═══ SUPPLIED MATERIAL ═══

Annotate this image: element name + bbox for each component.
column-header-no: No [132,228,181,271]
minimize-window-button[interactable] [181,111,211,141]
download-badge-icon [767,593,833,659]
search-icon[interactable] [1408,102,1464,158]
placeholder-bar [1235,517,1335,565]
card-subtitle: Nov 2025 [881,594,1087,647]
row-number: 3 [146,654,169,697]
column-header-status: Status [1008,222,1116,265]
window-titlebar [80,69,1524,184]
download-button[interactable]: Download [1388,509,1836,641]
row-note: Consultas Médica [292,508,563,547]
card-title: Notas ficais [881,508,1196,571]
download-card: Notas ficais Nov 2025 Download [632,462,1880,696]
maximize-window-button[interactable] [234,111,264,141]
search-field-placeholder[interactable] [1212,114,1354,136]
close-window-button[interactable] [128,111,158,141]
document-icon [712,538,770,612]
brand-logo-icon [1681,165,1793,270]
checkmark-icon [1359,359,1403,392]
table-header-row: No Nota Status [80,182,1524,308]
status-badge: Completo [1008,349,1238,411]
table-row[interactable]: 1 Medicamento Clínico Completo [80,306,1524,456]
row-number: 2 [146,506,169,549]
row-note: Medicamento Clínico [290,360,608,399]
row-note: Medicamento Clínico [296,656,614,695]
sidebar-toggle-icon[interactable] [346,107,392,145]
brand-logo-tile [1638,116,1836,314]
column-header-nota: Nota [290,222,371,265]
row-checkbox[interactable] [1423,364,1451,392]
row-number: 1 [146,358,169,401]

═══

Please copy out every line of the entries above, character for character.

FINISHED EXERCISE:
Annotate this image: element name + bbox for each component.
column-header-no: No [132,228,181,271]
minimize-window-button[interactable] [181,111,211,141]
download-badge-icon [767,593,833,659]
search-icon[interactable] [1408,102,1464,158]
placeholder-bar [1235,517,1335,565]
card-subtitle: Nov 2025 [881,594,1087,647]
row-number: 3 [146,654,169,697]
column-header-status: Status [1008,222,1116,265]
window-titlebar [80,69,1524,184]
download-button[interactable]: Download [1388,509,1836,641]
row-note: Consultas Médica [292,508,563,547]
card-title: Notas ficais [881,508,1196,571]
download-card: Notas ficais Nov 2025 Download [632,462,1880,696]
maximize-window-button[interactable] [234,111,264,141]
search-field-placeholder[interactable] [1212,114,1354,136]
close-window-button[interactable] [128,111,158,141]
document-icon [712,538,770,612]
brand-logo-icon [1681,165,1793,270]
checkmark-icon [1359,359,1403,392]
table-header-row: No Nota Status [80,182,1524,308]
status-badge: Completo [1008,349,1238,411]
table-row[interactable]: 1 Medicamento Clínico Completo [80,306,1524,456]
row-number: 2 [146,506,169,549]
row-note: Medicamento Clínico [290,360,608,399]
row-note: Medicamento Clínico [296,656,614,695]
sidebar-toggle-icon[interactable] [346,107,392,145]
brand-logo-tile [1638,116,1836,314]
column-header-nota: Nota [290,222,371,265]
row-checkbox[interactable] [1423,364,1451,392]
row-number: 1 [146,358,169,401]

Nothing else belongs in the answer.